_Извлечённый текст_
Анна Анютина (11 В)

Мы помещаем текст доклада ученицы гуманитарного класса на Топалеровских чтениях 2017 года

При работе над романом «Бесы» привычное для Достоевского обращение к газетной уголовной хронике на этот раз осложняется недописанной повестью о поэте Картузове (черновые названия – «Смерть поэта» и «Картузов»). Образ поэта-недотепы и графомана задумывается Достоевским уже во время работы над романом «Идиот», куда этот персонаж и должен был быть встроен. Замысел основывался на решении добавить юмористическую линию в роман.
             Фамилию Картузова Достоевский взял из эпиграмм Вяземского, которые тот адресовал своему идеологическому противнику П.И. Голенищеу-Кутузову (дело в том, что Вяземский был карамзинистом, а Кутузов — шишковистом), для комического эффекта изменив фамилию того на «Картузов»[1]. Картуз — мужской головной убор, неформенная фуражка. Картузы использовались в армиях, оттого и возникает профессия поэта — военный, в нашем случае капитан.
          В черновиках к несостоявшийся повести Достоевский напишет «Картузов — сумасшедший, дикий и молчаливый человек. Самый неловкий человек, которого я только знал»[2]. Первоначальный образ схож с окончательным лишь отчасти: его стихи также нелепы, когда он начинает говорить, то, как пишет Достоевский, «часто себя при первом жесте компрометирует»[3]. Но окончательный Лебядкин не молчалив, напротив, его графоманство переходит и в устную форму.

_Исходные данные_

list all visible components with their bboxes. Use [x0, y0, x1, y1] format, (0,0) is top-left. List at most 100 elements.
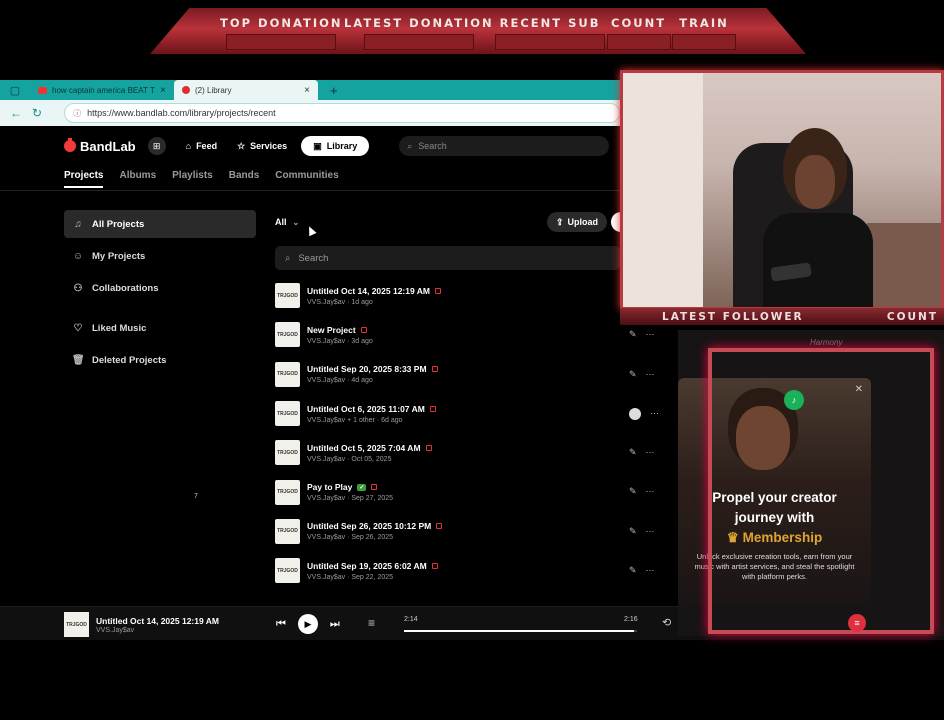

_Ваша задача_
Сверьте с докладом о поэте Картузове три утверждения ниже. На каждое ответьте «да» или «нет» и приведите решающие слова доклада точной цитатой.
1. Фамилию Картузова Достоевский взял из эпиграмм Вяземского.
2. Вяземский был шишковистом.
3. Окончательный Лебядкин так же молчалив, как первоначальный Картузов.

_Решение задания_
1. Да: «Фамилию Картузова Достоевский взял из эпиграмм Вяземского».
2. Нет: «Вяземский был карамзинистом, а Кутузов — шишковистом».
3. Нет: «Но окончательный Лебядкин не молчалив».